Tous les partis m’éreintent ! le Figaro et le Rappel, c’est complet ! Des gens que j’ai obligés de ma bourse ou de mes démarches me traitent de crétin. Jamais je n’ai eu moins de nerfs. Mon stoïcisme (ou orgueil) m’étonne moi-même, et quand j’en cherche la cause, je me demande si vous, chère maître, vous n’en êtes pas une des causes.

Je me rappelle la première de Villemer, qui fut un triomphe, et la première des Don Juan de village, qui fut une défaite. Vous ne savez pas combien je vous ai admirée, ces deux fois-là ! La hauteur de votre caractère (chose plus rare encore que le génie) m’édifia, et je formulai en moi-même cette prière : « Oh ! que je voudrais être comme elle, en pareille occasion ! ». Qui sait, votre exemple m’a peut-être soutenu ? Pardon de la comparaison ! Enfin je m’en bats l’œil profondément. Voilà le vrai.

* CONSIGNE 1
Quels deux journaux sont nommés au début de l'extrait présenté ?
* CONSIGNE 2
Transcrivez fidèlement le passage de l'extrait présenté qui commence par « Tous les partis » et se poursuit jusqu'à « Voilà le vrai. ».

* DONNÉES FOURNIES
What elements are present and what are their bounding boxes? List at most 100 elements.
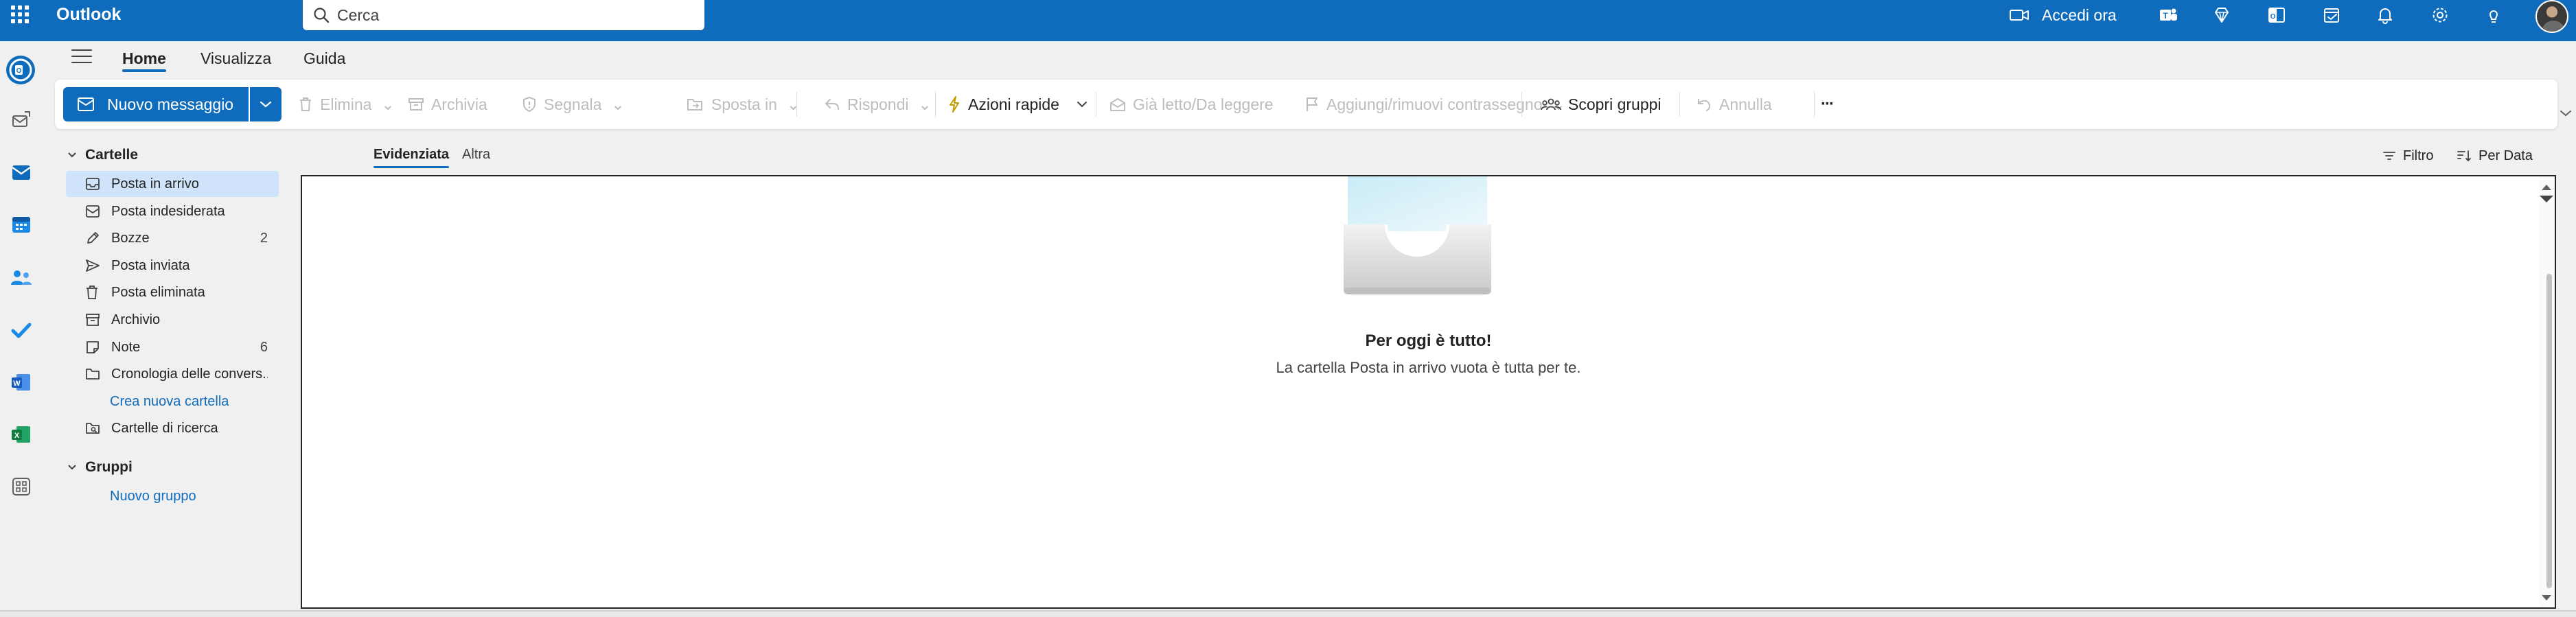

* RÉPONSE RÉDIGÉE 1
Le Figaro et le Rappel.

* RÉPONSE RÉDIGÉE 2
Tous les partis m’éreintent ! le Figaro et le Rappel, c’est complet ! Des gens que j’ai obligés de ma bourse ou de mes démarches me traitent de crétin. Jamais je n’ai eu moins de nerfs. Mon stoïcisme (ou orgueil) m’étonne moi-même, et quand j’en cherche la cause, je me demande si vous, chère maître, vous n’en êtes pas une des causes.

Je me rappelle la première de Villemer, qui fut un triomphe, et la première des Don Juan de village, qui fut une défaite. Vous ne savez pas combien je vous ai admirée, ces deux fois-là ! La hauteur de votre caractère (chose plus rare encore que le génie) m’édifia, et je formulai en moi-même cette prière : « Oh ! que je voudrais être comme elle, en pareille occasion ! ». Qui sait, votre exemple m’a peut-être soutenu ? Pardon de la comparaison ! Enfin je m’en bats l’œil profondément. Voilà le vrai.